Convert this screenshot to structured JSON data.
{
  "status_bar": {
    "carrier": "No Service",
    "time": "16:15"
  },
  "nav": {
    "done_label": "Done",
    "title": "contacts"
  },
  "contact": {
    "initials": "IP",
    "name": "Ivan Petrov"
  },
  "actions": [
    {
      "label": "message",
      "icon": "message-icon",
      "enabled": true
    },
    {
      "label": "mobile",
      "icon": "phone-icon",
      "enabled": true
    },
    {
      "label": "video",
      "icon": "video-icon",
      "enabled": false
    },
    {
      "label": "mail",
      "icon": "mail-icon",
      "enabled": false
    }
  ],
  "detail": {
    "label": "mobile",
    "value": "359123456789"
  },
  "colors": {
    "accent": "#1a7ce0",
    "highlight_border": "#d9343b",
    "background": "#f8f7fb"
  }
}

┄┄┄┄┄┄┄┄┄┄

## [WHAT TO PRODUCE]
Extract the complete listing above, reproducing each line exactly.

## [FULL ANSWER]
Convert this screenshot to structured JSON data.
{
  "status_bar": {
    "carrier": "No Service",
    "time": "16:15"
  },
  "nav": {
    "done_label": "Done",
    "title": "contacts"
  },
  "contact": {
    "initials": "IP",
    "name": "Ivan Petrov"
  },
  "actions": [
    {
      "label": "message",
      "icon": "message-icon",
      "enabled": true
    },
    {
      "label": "mobile",
      "icon": "phone-icon",
      "enabled": true
    },
    {
      "label": "video",
      "icon": "video-icon",
      "enabled": false
    },
    {
      "label": "mail",
      "icon": "mail-icon",
      "enabled": false
    }
  ],
  "detail": {
    "label": "mobile",
    "value": "359123456789"
  },
  "colors": {
    "accent": "#1a7ce0",
    "highlight_border": "#d9343b",
    "background": "#f8f7fb"
  }
}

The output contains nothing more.